DESCRIPTION OF THE TASK:
Scan the data below for the string "κρίση". Show every line where it turns up.

(A run of records)
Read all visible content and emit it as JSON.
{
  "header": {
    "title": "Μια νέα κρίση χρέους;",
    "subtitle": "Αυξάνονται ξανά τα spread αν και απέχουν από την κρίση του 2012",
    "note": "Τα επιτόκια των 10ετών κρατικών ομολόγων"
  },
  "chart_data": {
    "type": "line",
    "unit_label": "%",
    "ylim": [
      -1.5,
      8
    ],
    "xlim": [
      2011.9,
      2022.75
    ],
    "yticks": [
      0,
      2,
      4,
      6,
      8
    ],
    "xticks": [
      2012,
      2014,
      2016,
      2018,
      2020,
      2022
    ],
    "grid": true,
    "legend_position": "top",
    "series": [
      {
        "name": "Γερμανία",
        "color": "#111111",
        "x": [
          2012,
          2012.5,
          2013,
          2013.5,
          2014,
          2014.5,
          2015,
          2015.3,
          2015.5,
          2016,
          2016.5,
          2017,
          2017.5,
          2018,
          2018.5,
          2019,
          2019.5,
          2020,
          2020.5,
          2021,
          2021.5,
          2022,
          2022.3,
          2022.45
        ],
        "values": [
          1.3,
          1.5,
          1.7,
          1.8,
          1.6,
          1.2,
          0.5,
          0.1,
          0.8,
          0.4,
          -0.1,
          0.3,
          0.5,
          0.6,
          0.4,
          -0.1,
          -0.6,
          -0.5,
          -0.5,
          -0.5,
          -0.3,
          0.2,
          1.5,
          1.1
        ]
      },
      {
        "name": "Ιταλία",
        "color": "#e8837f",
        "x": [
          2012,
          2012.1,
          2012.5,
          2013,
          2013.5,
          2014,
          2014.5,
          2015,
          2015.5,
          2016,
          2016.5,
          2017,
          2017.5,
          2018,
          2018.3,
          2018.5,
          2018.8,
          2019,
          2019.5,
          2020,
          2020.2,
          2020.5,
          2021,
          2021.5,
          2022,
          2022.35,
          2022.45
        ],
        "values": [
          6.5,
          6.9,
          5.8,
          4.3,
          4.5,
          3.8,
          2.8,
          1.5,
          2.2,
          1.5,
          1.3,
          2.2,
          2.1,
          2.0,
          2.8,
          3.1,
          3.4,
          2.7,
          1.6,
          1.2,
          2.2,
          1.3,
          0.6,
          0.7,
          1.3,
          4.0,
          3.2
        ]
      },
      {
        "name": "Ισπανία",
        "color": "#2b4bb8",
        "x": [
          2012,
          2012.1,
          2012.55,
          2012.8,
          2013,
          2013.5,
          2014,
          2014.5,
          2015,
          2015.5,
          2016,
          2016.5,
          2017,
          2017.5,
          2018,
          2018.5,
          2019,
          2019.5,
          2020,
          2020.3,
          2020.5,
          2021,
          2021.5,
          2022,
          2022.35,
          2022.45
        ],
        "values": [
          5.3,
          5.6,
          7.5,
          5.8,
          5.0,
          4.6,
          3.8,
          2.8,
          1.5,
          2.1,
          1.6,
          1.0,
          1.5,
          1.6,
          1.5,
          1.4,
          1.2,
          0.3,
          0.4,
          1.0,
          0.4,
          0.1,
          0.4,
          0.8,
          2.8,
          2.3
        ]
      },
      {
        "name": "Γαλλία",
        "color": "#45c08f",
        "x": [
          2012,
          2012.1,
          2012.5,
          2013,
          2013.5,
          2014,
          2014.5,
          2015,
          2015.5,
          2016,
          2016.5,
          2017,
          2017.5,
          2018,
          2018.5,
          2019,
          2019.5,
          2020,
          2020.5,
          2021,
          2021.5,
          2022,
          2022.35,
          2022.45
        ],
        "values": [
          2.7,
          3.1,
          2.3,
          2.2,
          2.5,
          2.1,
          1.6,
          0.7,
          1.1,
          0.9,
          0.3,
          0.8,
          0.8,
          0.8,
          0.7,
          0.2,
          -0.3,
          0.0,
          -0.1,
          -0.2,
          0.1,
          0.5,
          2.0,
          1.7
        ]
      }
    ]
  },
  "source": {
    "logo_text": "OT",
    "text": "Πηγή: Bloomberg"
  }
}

EXERCISE RESPONSE:
    "title": "Μια νέα κρίση χρέους;",
    "subtitle": "Αυξάνονται ξανά τα spread αν και απέχουν από την κρίση του 2012",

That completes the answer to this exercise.